WRITTEN TASK = Copy each line below that includes "baseline".

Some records
start
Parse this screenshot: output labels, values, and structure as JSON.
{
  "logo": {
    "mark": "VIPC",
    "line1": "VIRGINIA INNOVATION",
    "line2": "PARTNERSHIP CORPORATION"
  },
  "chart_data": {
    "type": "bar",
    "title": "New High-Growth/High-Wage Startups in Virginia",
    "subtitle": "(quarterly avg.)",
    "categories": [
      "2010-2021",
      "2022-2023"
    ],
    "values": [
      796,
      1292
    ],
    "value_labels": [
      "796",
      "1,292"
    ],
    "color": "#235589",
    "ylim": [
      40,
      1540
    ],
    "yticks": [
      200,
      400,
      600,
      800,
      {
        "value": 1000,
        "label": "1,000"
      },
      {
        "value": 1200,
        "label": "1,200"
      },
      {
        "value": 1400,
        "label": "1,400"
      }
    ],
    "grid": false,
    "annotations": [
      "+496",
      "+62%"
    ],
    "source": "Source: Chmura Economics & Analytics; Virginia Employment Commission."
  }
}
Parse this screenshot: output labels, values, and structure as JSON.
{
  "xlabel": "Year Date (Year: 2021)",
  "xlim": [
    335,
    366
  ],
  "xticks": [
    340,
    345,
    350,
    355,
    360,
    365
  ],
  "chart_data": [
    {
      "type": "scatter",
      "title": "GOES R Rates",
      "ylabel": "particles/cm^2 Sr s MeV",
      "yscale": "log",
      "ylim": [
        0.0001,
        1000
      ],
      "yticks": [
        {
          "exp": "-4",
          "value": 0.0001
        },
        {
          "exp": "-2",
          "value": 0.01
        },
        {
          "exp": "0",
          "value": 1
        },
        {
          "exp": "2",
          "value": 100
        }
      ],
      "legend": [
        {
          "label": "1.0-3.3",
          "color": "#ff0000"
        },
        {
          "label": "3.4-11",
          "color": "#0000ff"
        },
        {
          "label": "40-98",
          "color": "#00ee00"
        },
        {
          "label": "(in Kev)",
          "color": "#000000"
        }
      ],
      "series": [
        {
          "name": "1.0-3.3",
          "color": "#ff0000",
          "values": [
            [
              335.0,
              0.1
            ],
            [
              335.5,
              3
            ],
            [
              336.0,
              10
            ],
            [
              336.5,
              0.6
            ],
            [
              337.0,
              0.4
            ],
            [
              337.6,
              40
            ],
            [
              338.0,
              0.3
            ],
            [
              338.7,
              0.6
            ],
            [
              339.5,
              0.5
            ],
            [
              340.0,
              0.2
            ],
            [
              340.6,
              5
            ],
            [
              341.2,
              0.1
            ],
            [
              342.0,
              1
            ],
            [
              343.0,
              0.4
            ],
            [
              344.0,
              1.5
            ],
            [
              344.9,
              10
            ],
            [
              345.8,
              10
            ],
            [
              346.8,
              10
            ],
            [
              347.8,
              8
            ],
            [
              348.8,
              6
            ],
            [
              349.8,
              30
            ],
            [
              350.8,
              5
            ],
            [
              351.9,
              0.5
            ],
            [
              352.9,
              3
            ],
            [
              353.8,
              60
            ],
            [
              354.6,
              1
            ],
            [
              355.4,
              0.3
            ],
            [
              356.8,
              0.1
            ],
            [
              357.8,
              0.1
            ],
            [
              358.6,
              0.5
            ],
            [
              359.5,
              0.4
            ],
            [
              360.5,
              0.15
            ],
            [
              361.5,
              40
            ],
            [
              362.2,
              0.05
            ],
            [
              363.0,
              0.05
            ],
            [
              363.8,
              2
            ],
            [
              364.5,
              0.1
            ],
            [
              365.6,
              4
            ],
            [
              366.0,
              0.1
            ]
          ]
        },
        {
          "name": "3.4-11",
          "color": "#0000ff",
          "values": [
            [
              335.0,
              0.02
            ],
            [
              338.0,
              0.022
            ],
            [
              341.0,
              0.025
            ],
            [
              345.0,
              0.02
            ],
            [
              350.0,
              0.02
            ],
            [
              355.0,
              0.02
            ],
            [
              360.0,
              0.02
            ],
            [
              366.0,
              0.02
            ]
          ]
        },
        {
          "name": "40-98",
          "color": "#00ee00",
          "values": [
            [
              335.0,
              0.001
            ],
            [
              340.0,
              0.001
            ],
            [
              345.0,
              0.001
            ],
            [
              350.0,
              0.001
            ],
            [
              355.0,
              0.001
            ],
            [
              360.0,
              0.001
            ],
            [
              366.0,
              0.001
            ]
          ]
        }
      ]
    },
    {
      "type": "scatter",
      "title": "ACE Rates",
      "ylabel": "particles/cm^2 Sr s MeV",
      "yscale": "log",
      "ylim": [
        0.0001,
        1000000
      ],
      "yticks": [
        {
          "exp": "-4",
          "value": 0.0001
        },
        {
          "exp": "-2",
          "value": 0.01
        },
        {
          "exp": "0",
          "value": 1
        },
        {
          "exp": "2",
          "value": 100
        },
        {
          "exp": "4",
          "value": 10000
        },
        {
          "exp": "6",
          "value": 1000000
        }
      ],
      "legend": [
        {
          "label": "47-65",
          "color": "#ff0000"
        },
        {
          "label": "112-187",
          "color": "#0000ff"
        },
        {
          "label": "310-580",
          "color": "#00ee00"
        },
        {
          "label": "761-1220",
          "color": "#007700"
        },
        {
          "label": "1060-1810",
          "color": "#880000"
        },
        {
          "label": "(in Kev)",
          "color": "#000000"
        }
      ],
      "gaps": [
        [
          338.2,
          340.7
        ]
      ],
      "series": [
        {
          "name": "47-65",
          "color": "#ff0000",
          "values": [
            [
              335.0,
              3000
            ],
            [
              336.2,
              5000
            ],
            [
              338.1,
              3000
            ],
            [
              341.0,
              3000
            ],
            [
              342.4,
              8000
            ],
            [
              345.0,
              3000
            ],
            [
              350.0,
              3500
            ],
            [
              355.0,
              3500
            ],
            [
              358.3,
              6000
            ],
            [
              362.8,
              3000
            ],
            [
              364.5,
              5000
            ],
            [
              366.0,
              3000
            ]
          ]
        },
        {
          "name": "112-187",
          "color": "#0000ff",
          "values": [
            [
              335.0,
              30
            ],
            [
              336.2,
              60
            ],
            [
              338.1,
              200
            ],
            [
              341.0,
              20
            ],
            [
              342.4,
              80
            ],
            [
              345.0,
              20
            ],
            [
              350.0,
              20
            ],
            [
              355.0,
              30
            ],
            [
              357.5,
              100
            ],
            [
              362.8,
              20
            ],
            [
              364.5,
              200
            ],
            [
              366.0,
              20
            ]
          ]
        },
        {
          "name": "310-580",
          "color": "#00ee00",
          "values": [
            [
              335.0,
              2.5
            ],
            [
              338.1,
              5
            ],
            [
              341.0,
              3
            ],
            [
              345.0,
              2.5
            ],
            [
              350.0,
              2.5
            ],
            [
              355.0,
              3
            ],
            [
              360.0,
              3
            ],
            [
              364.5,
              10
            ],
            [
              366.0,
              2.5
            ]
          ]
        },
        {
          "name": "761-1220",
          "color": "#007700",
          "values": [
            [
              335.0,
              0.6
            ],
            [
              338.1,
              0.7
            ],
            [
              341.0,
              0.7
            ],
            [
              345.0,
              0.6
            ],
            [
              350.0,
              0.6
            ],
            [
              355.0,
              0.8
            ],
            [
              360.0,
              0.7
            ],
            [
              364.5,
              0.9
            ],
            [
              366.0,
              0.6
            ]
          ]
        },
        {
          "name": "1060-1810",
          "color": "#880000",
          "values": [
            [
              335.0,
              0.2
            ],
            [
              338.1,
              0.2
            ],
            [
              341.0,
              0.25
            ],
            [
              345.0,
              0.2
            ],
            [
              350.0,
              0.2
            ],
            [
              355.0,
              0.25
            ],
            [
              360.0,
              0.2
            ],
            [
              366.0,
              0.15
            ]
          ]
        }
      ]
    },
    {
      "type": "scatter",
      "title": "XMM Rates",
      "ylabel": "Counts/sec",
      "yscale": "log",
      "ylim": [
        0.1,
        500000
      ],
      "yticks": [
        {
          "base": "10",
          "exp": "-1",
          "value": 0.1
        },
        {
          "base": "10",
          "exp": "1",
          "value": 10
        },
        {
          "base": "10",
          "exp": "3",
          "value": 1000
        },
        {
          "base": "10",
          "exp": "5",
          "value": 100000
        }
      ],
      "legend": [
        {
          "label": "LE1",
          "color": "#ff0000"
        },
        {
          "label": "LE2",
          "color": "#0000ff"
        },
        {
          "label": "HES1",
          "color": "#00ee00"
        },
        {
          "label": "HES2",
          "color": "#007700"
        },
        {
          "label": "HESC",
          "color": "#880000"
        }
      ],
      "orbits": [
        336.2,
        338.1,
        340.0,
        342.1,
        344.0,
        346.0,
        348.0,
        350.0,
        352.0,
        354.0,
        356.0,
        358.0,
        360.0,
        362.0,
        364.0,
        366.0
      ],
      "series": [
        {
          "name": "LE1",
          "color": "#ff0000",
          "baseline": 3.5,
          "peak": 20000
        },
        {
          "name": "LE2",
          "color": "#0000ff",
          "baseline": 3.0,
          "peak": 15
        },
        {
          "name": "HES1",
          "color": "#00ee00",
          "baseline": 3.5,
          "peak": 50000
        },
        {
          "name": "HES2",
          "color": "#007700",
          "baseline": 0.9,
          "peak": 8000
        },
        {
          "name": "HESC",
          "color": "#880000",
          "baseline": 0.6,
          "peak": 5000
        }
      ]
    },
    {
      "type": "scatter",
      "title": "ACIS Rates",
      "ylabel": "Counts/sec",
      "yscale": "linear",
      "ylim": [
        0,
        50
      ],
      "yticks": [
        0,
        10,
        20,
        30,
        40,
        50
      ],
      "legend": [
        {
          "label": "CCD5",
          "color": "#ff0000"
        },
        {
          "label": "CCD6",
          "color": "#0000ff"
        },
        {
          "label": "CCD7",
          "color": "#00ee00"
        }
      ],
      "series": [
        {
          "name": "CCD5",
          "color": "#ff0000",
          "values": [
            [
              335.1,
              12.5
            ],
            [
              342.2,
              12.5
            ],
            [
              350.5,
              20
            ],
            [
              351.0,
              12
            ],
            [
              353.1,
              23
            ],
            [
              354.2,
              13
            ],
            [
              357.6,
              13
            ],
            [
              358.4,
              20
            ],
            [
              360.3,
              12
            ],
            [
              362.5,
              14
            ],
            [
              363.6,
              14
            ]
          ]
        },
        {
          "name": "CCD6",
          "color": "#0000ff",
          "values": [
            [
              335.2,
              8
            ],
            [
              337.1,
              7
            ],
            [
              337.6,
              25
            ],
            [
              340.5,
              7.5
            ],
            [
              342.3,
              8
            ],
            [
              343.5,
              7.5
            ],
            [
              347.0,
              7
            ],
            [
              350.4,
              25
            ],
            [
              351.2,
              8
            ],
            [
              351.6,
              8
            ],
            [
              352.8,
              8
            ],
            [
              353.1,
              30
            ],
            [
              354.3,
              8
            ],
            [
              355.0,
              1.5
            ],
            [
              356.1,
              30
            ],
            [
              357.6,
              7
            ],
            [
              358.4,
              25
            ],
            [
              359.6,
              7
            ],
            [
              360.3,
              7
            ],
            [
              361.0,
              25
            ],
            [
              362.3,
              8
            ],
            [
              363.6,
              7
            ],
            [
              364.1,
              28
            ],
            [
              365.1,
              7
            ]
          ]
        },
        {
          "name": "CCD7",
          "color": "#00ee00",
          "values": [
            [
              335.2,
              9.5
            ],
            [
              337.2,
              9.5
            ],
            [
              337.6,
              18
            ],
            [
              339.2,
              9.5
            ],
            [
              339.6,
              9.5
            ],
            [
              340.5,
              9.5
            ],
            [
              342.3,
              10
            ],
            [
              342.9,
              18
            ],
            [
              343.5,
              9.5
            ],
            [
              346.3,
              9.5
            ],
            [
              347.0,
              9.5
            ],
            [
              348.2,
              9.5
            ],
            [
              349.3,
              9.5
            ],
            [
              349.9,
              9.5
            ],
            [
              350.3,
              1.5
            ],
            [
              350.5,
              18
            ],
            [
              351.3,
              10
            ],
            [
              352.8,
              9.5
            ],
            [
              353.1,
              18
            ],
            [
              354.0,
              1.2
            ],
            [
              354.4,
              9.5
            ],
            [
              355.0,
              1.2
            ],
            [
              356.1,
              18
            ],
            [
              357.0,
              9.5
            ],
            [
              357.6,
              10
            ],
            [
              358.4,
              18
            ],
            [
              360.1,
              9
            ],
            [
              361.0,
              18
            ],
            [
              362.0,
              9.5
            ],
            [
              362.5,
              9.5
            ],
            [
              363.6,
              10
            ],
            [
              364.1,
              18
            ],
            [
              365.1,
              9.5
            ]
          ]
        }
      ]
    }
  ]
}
end
TASK RESPONSE =
          "baseline": 3.5,
          "baseline": 3.0,
          "baseline": 3.5,
          "baseline": 0.9,
          "baseline": 0.6,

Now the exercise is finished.